▶ **Required task**
Transcribe the records that follow, preserving every word.

▶ **Listed records**
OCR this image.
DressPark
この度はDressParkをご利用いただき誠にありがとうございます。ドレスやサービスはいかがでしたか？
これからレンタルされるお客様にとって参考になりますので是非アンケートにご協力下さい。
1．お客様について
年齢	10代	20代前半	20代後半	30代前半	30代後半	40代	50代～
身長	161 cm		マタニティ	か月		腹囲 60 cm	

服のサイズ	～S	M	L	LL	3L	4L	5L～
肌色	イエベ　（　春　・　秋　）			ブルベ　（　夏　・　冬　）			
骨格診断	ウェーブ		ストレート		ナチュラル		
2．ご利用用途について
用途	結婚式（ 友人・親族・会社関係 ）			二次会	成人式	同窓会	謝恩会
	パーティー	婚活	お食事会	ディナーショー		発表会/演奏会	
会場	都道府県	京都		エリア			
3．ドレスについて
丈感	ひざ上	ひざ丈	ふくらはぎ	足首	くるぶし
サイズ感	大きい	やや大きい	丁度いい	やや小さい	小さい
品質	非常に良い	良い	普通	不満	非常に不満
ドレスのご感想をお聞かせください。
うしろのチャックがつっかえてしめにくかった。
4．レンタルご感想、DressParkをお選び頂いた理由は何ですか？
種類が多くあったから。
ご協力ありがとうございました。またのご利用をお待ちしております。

▶ **Solution to this exercise**
OCR this image.
DressPark
この度はDressParkをご利用いただき誠にありがとうございます。ドレスやサービスはいかがでしたか？
これからレンタルされるお客様にとって参考になりますので是非アンケートにご協力下さい。
1．お客様について
年齢	10代	20代前半	20代後半	30代前半	30代後半	40代	50代～
身長	161 cm		マタニティ	か月		腹囲 60 cm	

服のサイズ	～S	M	L	LL	3L	4L	5L～
肌色	イエベ　（　春　・　秋　）			ブルベ　（　夏　・　冬　）			
骨格診断	ウェーブ		ストレート		ナチュラル		
2．ご利用用途について
用途	結婚式（ 友人・親族・会社関係 ）			二次会	成人式	同窓会	謝恩会
	パーティー	婚活	お食事会	ディナーショー		発表会/演奏会	
会場	都道府県	京都		エリア			
3．ドレスについて
丈感	ひざ上	ひざ丈	ふくらはぎ	足首	くるぶし
サイズ感	大きい	やや大きい	丁度いい	やや小さい	小さい
品質	非常に良い	良い	普通	不満	非常に不満
ドレスのご感想をお聞かせください。
うしろのチャックがつっかえてしめにくかった。
4．レンタルご感想、DressParkをお選び頂いた理由は何ですか？
種類が多くあったから。
ご協力ありがとうございました。またのご利用をお待ちしております。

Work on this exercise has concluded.